# RAW RECORDS:
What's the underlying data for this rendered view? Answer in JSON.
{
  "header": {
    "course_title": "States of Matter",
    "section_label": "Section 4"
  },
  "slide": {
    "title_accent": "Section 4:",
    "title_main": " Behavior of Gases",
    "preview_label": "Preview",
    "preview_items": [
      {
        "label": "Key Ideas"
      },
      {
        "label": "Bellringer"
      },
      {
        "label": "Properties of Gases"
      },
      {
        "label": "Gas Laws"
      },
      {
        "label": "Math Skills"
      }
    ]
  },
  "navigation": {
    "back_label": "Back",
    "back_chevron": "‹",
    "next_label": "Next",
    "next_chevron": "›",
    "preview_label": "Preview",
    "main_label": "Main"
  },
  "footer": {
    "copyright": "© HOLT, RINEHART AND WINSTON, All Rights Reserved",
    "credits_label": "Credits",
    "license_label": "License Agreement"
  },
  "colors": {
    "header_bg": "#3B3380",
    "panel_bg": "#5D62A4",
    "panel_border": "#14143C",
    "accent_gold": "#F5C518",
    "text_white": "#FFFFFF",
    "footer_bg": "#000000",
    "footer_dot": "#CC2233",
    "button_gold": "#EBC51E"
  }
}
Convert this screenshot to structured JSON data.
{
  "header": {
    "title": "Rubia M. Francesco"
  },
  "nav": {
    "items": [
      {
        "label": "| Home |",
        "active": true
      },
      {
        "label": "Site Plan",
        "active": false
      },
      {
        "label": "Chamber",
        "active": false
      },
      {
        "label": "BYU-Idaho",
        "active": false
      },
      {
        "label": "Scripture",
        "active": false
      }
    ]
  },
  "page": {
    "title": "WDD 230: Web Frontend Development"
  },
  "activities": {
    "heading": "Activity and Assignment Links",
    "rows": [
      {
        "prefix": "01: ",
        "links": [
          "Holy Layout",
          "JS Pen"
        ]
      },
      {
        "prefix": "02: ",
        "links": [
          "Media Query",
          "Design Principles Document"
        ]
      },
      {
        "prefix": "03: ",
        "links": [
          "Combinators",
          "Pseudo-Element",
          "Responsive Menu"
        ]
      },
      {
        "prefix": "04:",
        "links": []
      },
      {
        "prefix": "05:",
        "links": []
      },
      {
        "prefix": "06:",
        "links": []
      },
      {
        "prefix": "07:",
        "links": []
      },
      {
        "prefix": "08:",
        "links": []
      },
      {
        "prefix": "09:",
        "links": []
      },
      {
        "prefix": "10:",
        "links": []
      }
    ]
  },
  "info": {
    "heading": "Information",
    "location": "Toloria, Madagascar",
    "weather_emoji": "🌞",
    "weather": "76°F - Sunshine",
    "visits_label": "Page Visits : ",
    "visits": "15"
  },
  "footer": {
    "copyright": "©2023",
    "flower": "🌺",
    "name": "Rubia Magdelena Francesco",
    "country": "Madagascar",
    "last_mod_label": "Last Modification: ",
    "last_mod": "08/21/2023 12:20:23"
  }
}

# DIRECTIVE:
Search the data for the word "this" and copy each line where it appears.

# WRITTEN SOLUTION:
What's the underlying data for this rendered view? Answer in JSON.
Convert this screenshot to structured JSON data.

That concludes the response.